The request
In the material below, find each line holding the string "text" and copy it.
══════════
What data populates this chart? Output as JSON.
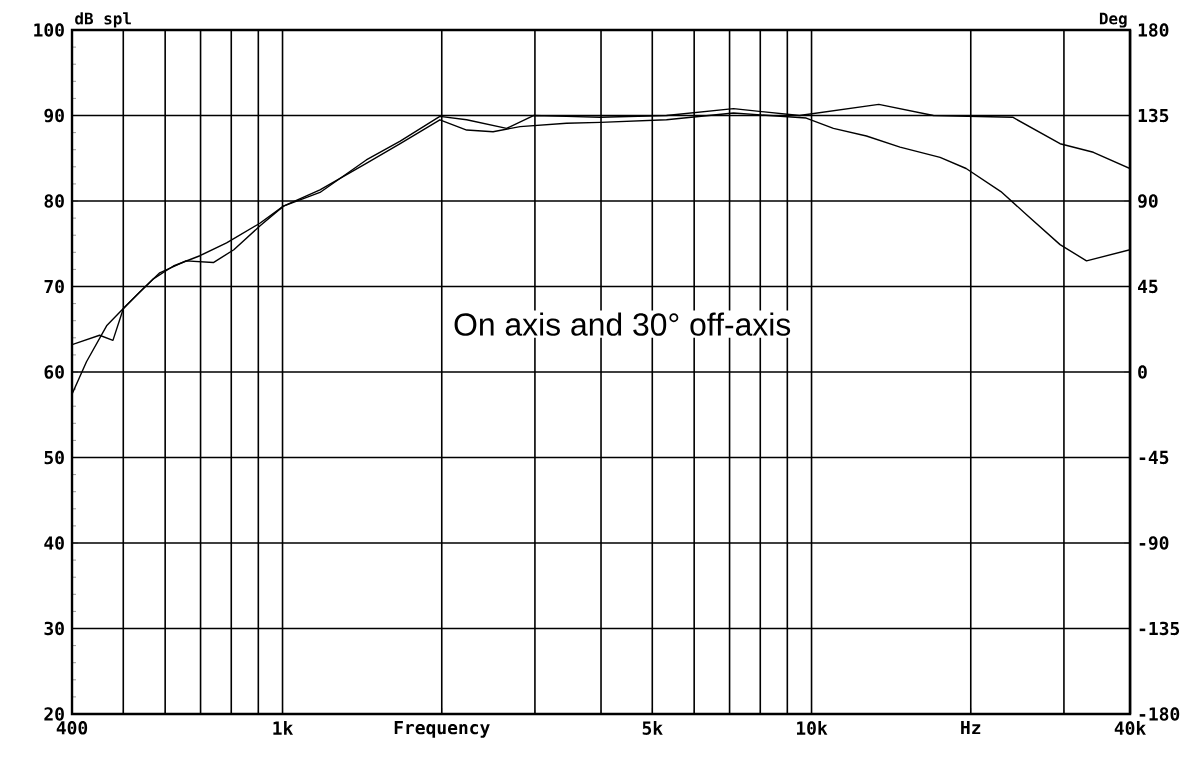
{
  "chart_data": {
    "type": "line",
    "ylabel": "dB spl",
    "y2label": "Deg",
    "annotations": [
      "On axis and 30° off-axis"
    ],
    "log": "x",
    "grid": true,
    "marker": "none",
    "line_style": "solid",
    "xlim": [
      400,
      40000
    ],
    "xticks": [
      400,
      {
        "value": 1000,
        "label": "1k"
      },
      {
        "value": 2000,
        "label": "Frequency"
      },
      {
        "value": 5000,
        "label": "5k"
      },
      {
        "value": 10000,
        "label": "10k"
      },
      {
        "value": 20000,
        "label": "Hz"
      },
      {
        "value": 40000,
        "label": "40k"
      }
    ],
    "ylim": [
      20,
      100
    ],
    "yticks": [
      20,
      30,
      40,
      50,
      60,
      70,
      80,
      90,
      100
    ],
    "y2lim": [
      -180,
      180
    ],
    "y2ticks": [
      -180,
      -135,
      -90,
      -45,
      0,
      45,
      90,
      135,
      180
    ],
    "series": [
      {
        "color": "#000000",
        "x": [
          400,
          426,
          465,
          507,
          570,
          622,
          698,
          784,
          906,
          1004,
          1177,
          1440,
          1669,
          1984,
          2229,
          2500,
          2812,
          3442,
          3990,
          5320,
          7120,
          9770,
          11000,
          12700,
          14700,
          17500,
          19600,
          22800,
          25500,
          29500,
          33100,
          40000
        ],
        "values": [
          57.4,
          61.2,
          65.4,
          67.8,
          70.9,
          72.4,
          73.6,
          75.1,
          77.4,
          79.4,
          81.3,
          84.4,
          86.7,
          89.5,
          88.3,
          88.1,
          88.7,
          89.1,
          89.2,
          89.5,
          90.3,
          89.7,
          88.5,
          87.6,
          86.3,
          85.1,
          83.8,
          81.1,
          78.4,
          74.9,
          73.0,
          74.3
        ]
      },
      {
        "color": "#000000",
        "x": [
          400,
          451,
          478,
          500,
          536,
          586,
          657,
          740,
          809,
          907,
          1004,
          1177,
          1440,
          1669,
          1984,
          2229,
          2652,
          2981,
          3442,
          3990,
          5320,
          7120,
          9490,
          13400,
          17000,
          24000,
          29500,
          34100,
          40000
        ],
        "values": [
          63.2,
          64.3,
          63.7,
          67.4,
          69.3,
          71.6,
          73.0,
          72.8,
          74.3,
          77.1,
          79.4,
          81.0,
          84.8,
          87.0,
          89.9,
          89.5,
          88.5,
          90.0,
          89.9,
          89.8,
          90.0,
          90.8,
          90.0,
          91.3,
          90.0,
          89.8,
          86.7,
          85.7,
          83.8
        ]
      }
    ]
  }
}
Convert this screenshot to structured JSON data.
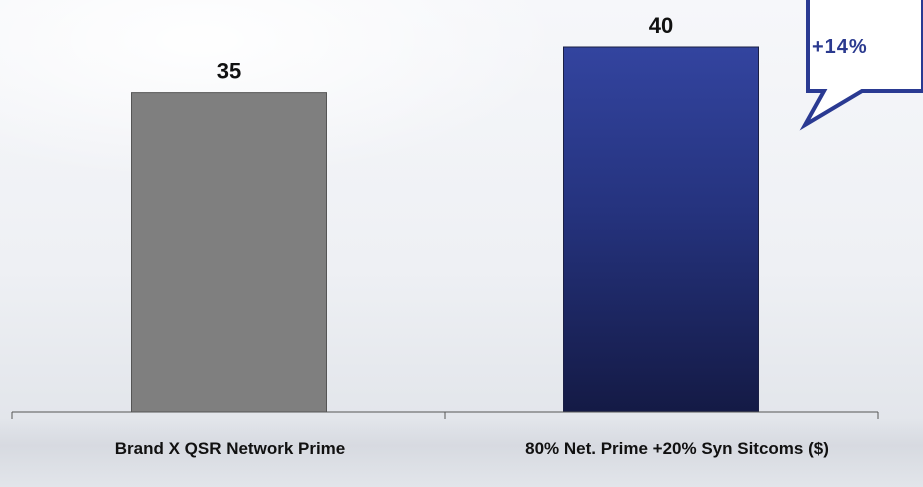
{
  "chart_data": {
    "type": "bar",
    "categories": [
      "Brand X QSR Network Prime",
      "80% Net. Prime +20% Syn Sitcoms ($)"
    ],
    "values": [
      35,
      40
    ],
    "data_labels": [
      "35",
      "40"
    ],
    "ylim": [
      0,
      45
    ],
    "grid": false,
    "bar_colors": [
      "#7f7f7f",
      "#2a3a92"
    ],
    "annotation": "+14%"
  }
}
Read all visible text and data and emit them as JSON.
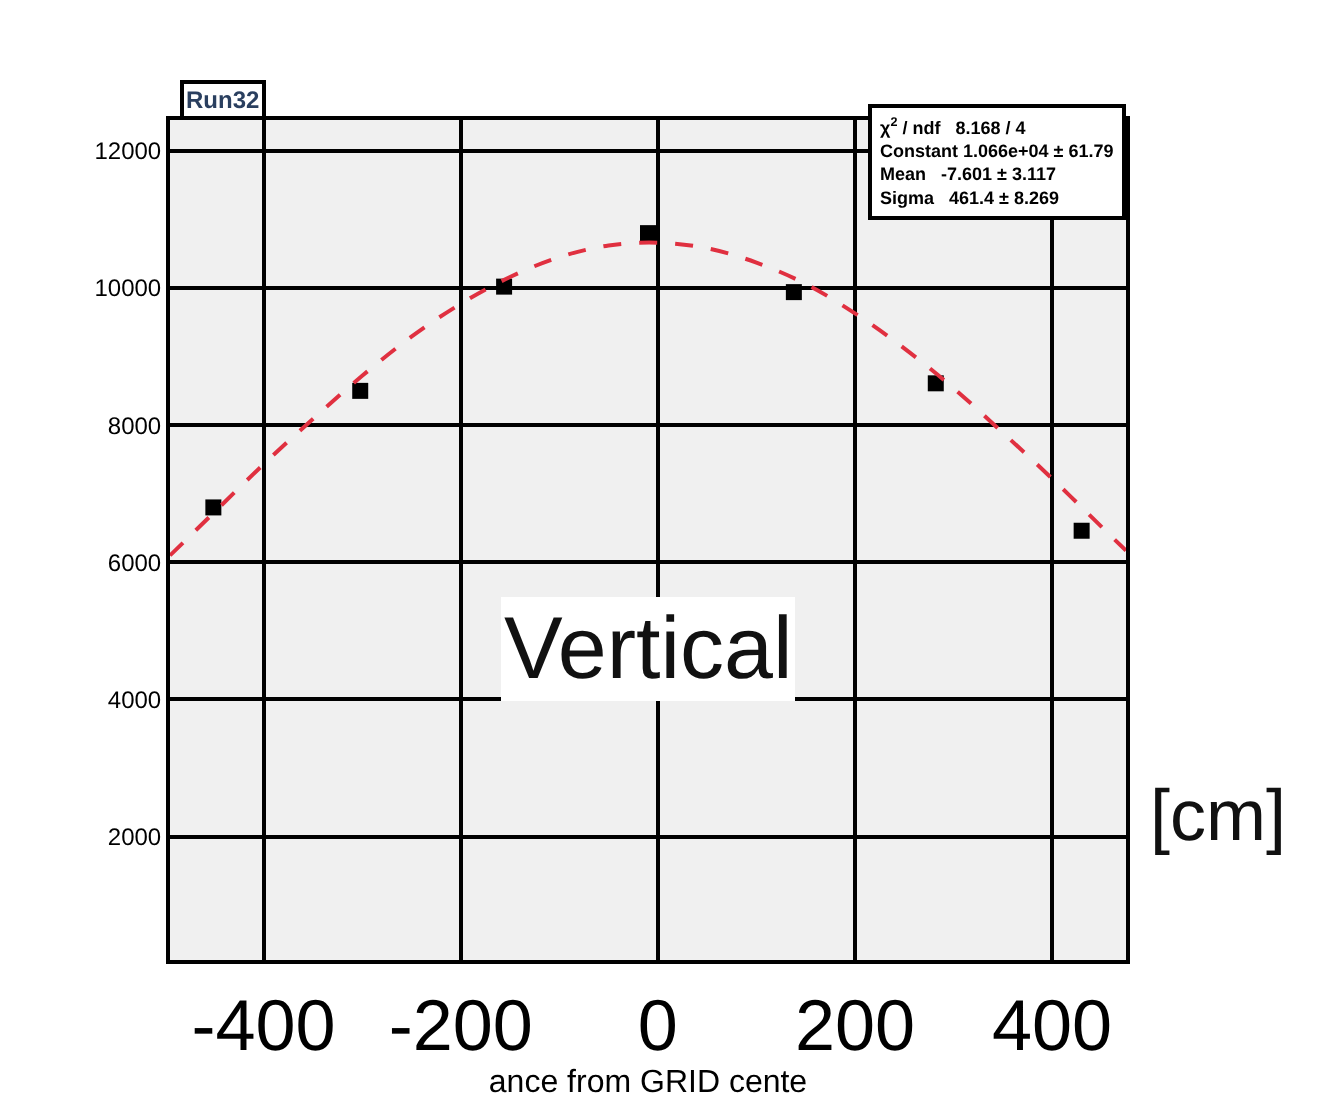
{
  "chart_data": {
    "type": "scatter",
    "xlabel": "ance from GRID cente",
    "x": [
      -451,
      -302,
      -156,
      -10,
      138,
      282,
      430
    ],
    "series": [
      {
        "color": "#000000",
        "values": [
          6800,
          8500,
          10020,
          10800,
          9940,
          8610,
          6460
        ],
        "marker": "square"
      },
      {
        "type": "line",
        "color": "#e03040",
        "line_style": "dashed",
        "marker": "none",
        "x": [
          -495,
          -450,
          -400,
          -350,
          -300,
          -250,
          -200,
          -150,
          -100,
          -50,
          0,
          50,
          100,
          150,
          200,
          250,
          300,
          350,
          400,
          450,
          475
        ],
        "values": [
          6100,
          6730,
          7430,
          8090,
          8720,
          9290,
          9770,
          10160,
          10450,
          10620,
          10660,
          10580,
          10370,
          10060,
          9630,
          9120,
          8540,
          7890,
          7220,
          6520,
          6170
        ]
      }
    ],
    "xlim": [
      -495,
      475
    ],
    "ylim": [
      200,
      12450
    ],
    "xticks": [
      -400,
      -200,
      0,
      200,
      400
    ],
    "yticks": [
      2000,
      4000,
      6000,
      8000,
      10000,
      12000
    ],
    "grid": true,
    "annotations": [
      "Run32",
      "χ$^{2}$ / ndf   8.168 / 4",
      "Constant 1.066e+04 ± 61.79",
      "Mean   -7.601 ± 3.117",
      "Sigma   461.4 ± 8.269",
      "Vertical",
      "[cm]"
    ]
  }
}
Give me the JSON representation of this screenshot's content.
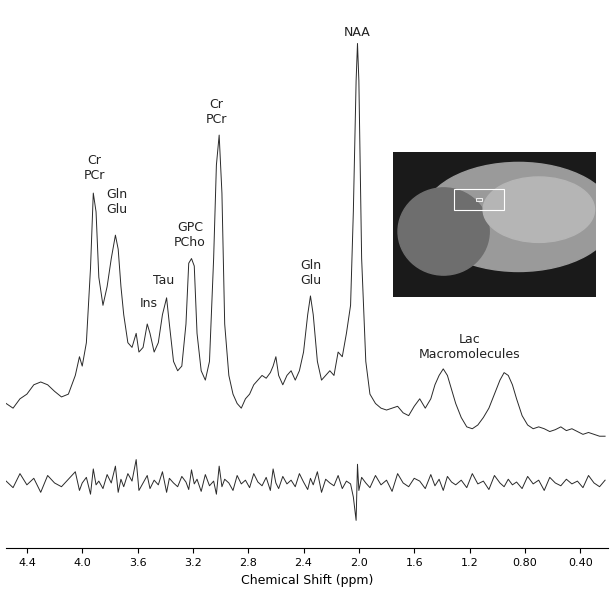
{
  "chart_data": {
    "type": "line",
    "x_label": "Chemical Shift (ppm)",
    "x": [
      4.55,
      4.5,
      4.45,
      4.4,
      4.35,
      4.3,
      4.25,
      4.2,
      4.15,
      4.1,
      4.05,
      4.02,
      4.0,
      3.97,
      3.94,
      3.92,
      3.9,
      3.88,
      3.85,
      3.82,
      3.79,
      3.76,
      3.74,
      3.72,
      3.7,
      3.67,
      3.64,
      3.61,
      3.59,
      3.56,
      3.53,
      3.51,
      3.48,
      3.45,
      3.42,
      3.39,
      3.37,
      3.34,
      3.31,
      3.28,
      3.25,
      3.23,
      3.21,
      3.19,
      3.17,
      3.14,
      3.11,
      3.08,
      3.05,
      3.03,
      3.01,
      2.99,
      2.97,
      2.94,
      2.91,
      2.88,
      2.85,
      2.82,
      2.79,
      2.76,
      2.73,
      2.7,
      2.67,
      2.64,
      2.62,
      2.6,
      2.58,
      2.55,
      2.52,
      2.49,
      2.46,
      2.43,
      2.4,
      2.37,
      2.35,
      2.33,
      2.3,
      2.27,
      2.24,
      2.21,
      2.18,
      2.15,
      2.12,
      2.09,
      2.06,
      2.04,
      2.02,
      2.01,
      2.0,
      1.98,
      1.95,
      1.92,
      1.88,
      1.84,
      1.8,
      1.76,
      1.72,
      1.68,
      1.64,
      1.6,
      1.56,
      1.52,
      1.48,
      1.45,
      1.42,
      1.39,
      1.36,
      1.33,
      1.3,
      1.26,
      1.22,
      1.18,
      1.14,
      1.1,
      1.06,
      1.02,
      0.98,
      0.95,
      0.92,
      0.89,
      0.86,
      0.82,
      0.78,
      0.74,
      0.7,
      0.66,
      0.62,
      0.58,
      0.54,
      0.5,
      0.46,
      0.42,
      0.38,
      0.34,
      0.3,
      0.26,
      0.22
    ],
    "series": [
      {
        "color": "#2a2a2a",
        "values": [
          155,
          150,
          160,
          165,
          175,
          178,
          175,
          168,
          162,
          165,
          185,
          205,
          195,
          220,
          300,
          380,
          360,
          290,
          260,
          280,
          310,
          335,
          320,
          280,
          250,
          220,
          215,
          230,
          210,
          215,
          240,
          230,
          210,
          220,
          250,
          268,
          240,
          200,
          190,
          195,
          240,
          305,
          310,
          302,
          230,
          190,
          180,
          200,
          310,
          410,
          442,
          380,
          240,
          185,
          165,
          155,
          150,
          160,
          165,
          175,
          180,
          185,
          182,
          188,
          195,
          205,
          185,
          175,
          185,
          190,
          180,
          190,
          210,
          250,
          270,
          250,
          200,
          180,
          185,
          190,
          185,
          210,
          205,
          230,
          260,
          360,
          500,
          540,
          500,
          310,
          200,
          165,
          155,
          150,
          148,
          150,
          152,
          145,
          142,
          152,
          160,
          150,
          160,
          175,
          185,
          192,
          185,
          170,
          155,
          140,
          130,
          128,
          132,
          140,
          150,
          165,
          180,
          188,
          185,
          175,
          160,
          142,
          132,
          128,
          130,
          128,
          125,
          127,
          130,
          126,
          128,
          125,
          122,
          124,
          122,
          120,
          120
        ]
      },
      {
        "color": "#2a2a2a",
        "values": [
          72,
          65,
          80,
          68,
          75,
          60,
          78,
          70,
          66,
          74,
          82,
          62,
          70,
          76,
          58,
          85,
          68,
          72,
          64,
          79,
          70,
          88,
          60,
          74,
          66,
          80,
          72,
          95,
          62,
          70,
          78,
          64,
          73,
          68,
          82,
          60,
          75,
          70,
          66,
          77,
          71,
          63,
          84,
          69,
          74,
          61,
          79,
          67,
          72,
          58,
          88,
          66,
          74,
          70,
          62,
          78,
          69,
          73,
          65,
          80,
          71,
          67,
          76,
          62,
          85,
          70,
          64,
          77,
          69,
          73,
          66,
          80,
          71,
          63,
          75,
          68,
          82,
          60,
          74,
          70,
          67,
          78,
          64,
          72,
          69,
          55,
          30,
          90,
          62,
          76,
          70,
          65,
          78,
          68,
          73,
          61,
          80,
          70,
          66,
          75,
          72,
          64,
          79,
          67,
          74,
          62,
          77,
          71,
          68,
          73,
          65,
          80,
          69,
          72,
          63,
          78,
          70,
          66,
          74,
          68,
          71,
          64,
          77,
          69,
          73,
          62,
          76,
          70,
          67,
          74,
          69,
          72,
          65,
          78,
          70,
          66,
          73
        ]
      }
    ],
    "annotations": [
      {
        "text": "Cr\nPCr",
        "x": 3.91,
        "y": 392
      },
      {
        "text": "Gln\nGlu",
        "x": 3.75,
        "y": 355
      },
      {
        "text": "Ins",
        "x": 3.52,
        "y": 255
      },
      {
        "text": "Tau",
        "x": 3.41,
        "y": 280
      },
      {
        "text": "GPC\nPCho",
        "x": 3.22,
        "y": 320
      },
      {
        "text": "Cr\nPCr",
        "x": 3.03,
        "y": 452
      },
      {
        "text": "Gln\nGlu",
        "x": 2.35,
        "y": 280
      },
      {
        "text": "NAA",
        "x": 2.01,
        "y": 545
      },
      {
        "text": "Lac\nMacromolecules",
        "x": 1.2,
        "y": 200
      }
    ],
    "xlim": [
      4.55,
      0.2
    ],
    "xticks": [
      4.4,
      4.0,
      3.6,
      3.2,
      2.8,
      2.4,
      2.0,
      1.6,
      1.2,
      {
        "value": 0.8,
        "label": "0.80"
      },
      {
        "value": 0.4,
        "label": "0.40"
      }
    ],
    "ylim": [
      0,
      580
    ],
    "yticks": [],
    "tick_labels": "x",
    "grid": false
  }
}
══════════
Answer to this exercise
Read all visible text and data and emit them as JSON.
        "text": "Cr\nPCr",
        "text": "Gln\nGlu",
        "text": "Ins",
        "text": "Tau",
        "text": "GPC\nPCho",
        "text": "Cr\nPCr",
        "text": "Gln\nGlu",
        "text": "NAA",
        "text": "Lac\nMacromolecules",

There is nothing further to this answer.